- Material for this exercise
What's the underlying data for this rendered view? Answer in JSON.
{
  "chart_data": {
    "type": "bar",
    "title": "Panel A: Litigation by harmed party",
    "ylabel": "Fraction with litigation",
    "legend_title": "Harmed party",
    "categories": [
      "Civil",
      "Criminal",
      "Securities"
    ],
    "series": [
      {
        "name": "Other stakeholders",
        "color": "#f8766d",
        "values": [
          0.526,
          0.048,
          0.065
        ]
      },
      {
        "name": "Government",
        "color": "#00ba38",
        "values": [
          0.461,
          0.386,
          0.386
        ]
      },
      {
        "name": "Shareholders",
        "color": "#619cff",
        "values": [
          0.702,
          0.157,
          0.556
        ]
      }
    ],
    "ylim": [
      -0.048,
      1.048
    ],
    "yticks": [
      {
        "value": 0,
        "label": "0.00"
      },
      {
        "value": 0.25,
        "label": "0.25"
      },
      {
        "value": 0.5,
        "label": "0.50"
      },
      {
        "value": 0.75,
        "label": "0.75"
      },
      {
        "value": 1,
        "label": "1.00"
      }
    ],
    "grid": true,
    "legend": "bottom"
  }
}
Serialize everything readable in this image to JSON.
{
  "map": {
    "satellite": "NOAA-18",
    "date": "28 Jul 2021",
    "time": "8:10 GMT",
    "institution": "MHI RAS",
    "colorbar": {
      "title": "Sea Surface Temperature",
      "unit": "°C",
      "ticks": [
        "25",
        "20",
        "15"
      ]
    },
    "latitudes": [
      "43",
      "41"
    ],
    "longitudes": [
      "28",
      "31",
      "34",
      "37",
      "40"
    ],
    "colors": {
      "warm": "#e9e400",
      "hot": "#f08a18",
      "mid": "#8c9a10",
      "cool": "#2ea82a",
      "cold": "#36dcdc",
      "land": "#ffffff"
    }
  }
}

- What the task requires
All of the lines above need to be given again exactly.

- The reply
What's the underlying data for this rendered view? Answer in JSON.
{
  "chart_data": {
    "type": "bar",
    "title": "Panel A: Litigation by harmed party",
    "ylabel": "Fraction with litigation",
    "legend_title": "Harmed party",
    "categories": [
      "Civil",
      "Criminal",
      "Securities"
    ],
    "series": [
      {
        "name": "Other stakeholders",
        "color": "#f8766d",
        "values": [
          0.526,
          0.048,
          0.065
        ]
      },
      {
        "name": "Government",
        "color": "#00ba38",
        "values": [
          0.461,
          0.386,
          0.386
        ]
      },
      {
        "name": "Shareholders",
        "color": "#619cff",
        "values": [
          0.702,
          0.157,
          0.556
        ]
      }
    ],
    "ylim": [
      -0.048,
      1.048
    ],
    "yticks": [
      {
        "value": 0,
        "label": "0.00"
      },
      {
        "value": 0.25,
        "label": "0.25"
      },
      {
        "value": 0.5,
        "label": "0.50"
      },
      {
        "value": 0.75,
        "label": "0.75"
      },
      {
        "value": 1,
        "label": "1.00"
      }
    ],
    "grid": true,
    "legend": "bottom"
  }
}
Serialize everything readable in this image to JSON.
{
  "map": {
    "satellite": "NOAA-18",
    "date": "28 Jul 2021",
    "time": "8:10 GMT",
    "institution": "MHI RAS",
    "colorbar": {
      "title": "Sea Surface Temperature",
      "unit": "°C",
      "ticks": [
        "25",
        "20",
        "15"
      ]
    },
    "latitudes": [
      "43",
      "41"
    ],
    "longitudes": [
      "28",
      "31",
      "34",
      "37",
      "40"
    ],
    "colors": {
      "warm": "#e9e400",
      "hot": "#f08a18",
      "mid": "#8c9a10",
      "cool": "#2ea82a",
      "cold": "#36dcdc",
      "land": "#ffffff"
    }
  }
}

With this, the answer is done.